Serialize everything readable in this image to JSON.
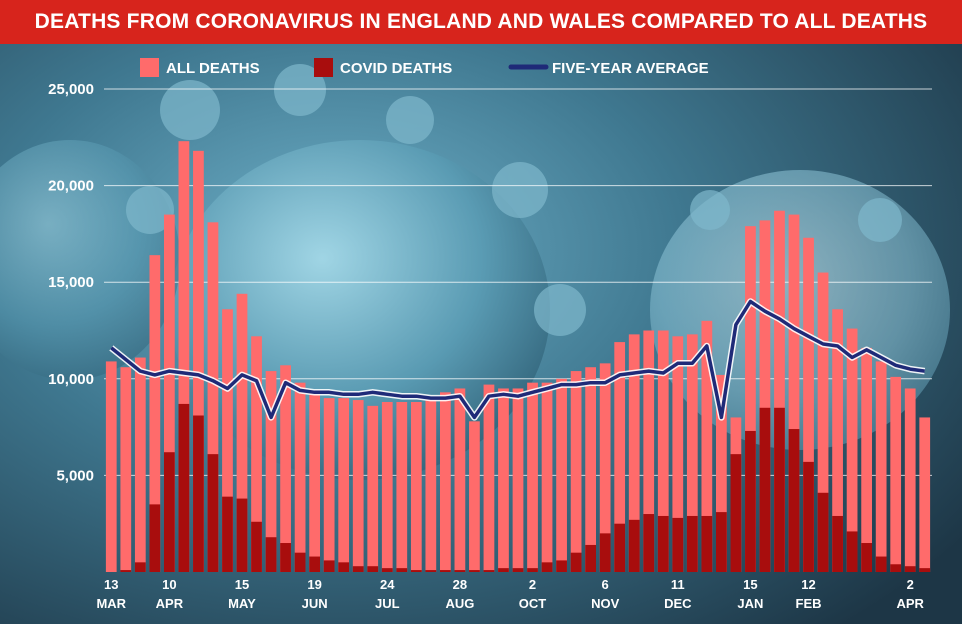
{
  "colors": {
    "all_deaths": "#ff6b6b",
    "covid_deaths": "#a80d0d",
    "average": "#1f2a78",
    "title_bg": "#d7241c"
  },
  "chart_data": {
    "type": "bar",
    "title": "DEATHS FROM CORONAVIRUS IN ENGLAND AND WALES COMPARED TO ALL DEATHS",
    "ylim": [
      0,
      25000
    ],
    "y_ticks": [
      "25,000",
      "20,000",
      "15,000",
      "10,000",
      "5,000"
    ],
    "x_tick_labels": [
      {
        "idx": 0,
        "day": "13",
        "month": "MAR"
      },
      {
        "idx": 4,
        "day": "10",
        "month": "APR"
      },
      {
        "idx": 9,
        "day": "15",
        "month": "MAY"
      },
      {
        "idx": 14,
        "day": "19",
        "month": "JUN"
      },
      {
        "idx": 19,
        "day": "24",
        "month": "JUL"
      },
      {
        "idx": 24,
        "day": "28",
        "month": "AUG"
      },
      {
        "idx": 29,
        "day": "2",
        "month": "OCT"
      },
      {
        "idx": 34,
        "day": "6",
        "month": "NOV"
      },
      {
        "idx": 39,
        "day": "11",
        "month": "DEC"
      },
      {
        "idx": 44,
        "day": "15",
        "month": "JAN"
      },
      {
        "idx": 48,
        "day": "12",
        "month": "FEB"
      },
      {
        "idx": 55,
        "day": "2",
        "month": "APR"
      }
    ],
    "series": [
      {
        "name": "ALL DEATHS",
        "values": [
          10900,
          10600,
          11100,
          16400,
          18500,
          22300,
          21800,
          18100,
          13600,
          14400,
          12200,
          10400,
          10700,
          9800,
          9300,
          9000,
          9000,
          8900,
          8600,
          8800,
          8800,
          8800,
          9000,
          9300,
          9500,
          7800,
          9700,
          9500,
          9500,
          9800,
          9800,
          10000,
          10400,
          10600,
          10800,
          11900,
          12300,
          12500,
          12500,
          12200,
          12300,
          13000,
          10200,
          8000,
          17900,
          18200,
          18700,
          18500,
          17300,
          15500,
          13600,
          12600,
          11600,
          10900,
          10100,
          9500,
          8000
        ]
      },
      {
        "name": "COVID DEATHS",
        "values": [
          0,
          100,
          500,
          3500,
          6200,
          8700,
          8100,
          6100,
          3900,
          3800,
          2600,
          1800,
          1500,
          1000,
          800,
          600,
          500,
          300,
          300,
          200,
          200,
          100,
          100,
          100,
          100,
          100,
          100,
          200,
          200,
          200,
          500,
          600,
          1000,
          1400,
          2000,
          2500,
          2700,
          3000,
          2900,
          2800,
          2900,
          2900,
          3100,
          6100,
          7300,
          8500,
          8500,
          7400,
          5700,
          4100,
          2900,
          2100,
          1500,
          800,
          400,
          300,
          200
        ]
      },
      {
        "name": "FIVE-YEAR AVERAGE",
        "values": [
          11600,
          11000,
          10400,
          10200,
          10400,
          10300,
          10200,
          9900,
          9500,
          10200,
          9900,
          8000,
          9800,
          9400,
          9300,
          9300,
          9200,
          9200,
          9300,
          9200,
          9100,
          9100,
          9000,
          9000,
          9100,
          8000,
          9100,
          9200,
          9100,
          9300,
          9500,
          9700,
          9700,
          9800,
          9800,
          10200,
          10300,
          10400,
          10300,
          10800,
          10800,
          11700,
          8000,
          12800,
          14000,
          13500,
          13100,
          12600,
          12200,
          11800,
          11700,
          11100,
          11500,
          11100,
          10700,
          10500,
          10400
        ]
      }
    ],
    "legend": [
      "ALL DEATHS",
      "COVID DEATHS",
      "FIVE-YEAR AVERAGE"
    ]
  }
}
====
## [About this task]
Extract every line containing the string "FIVE" from the material.

## [Reply to the task]
        "name": "FIVE-YEAR AVERAGE",
      "FIVE-YEAR AVERAGE"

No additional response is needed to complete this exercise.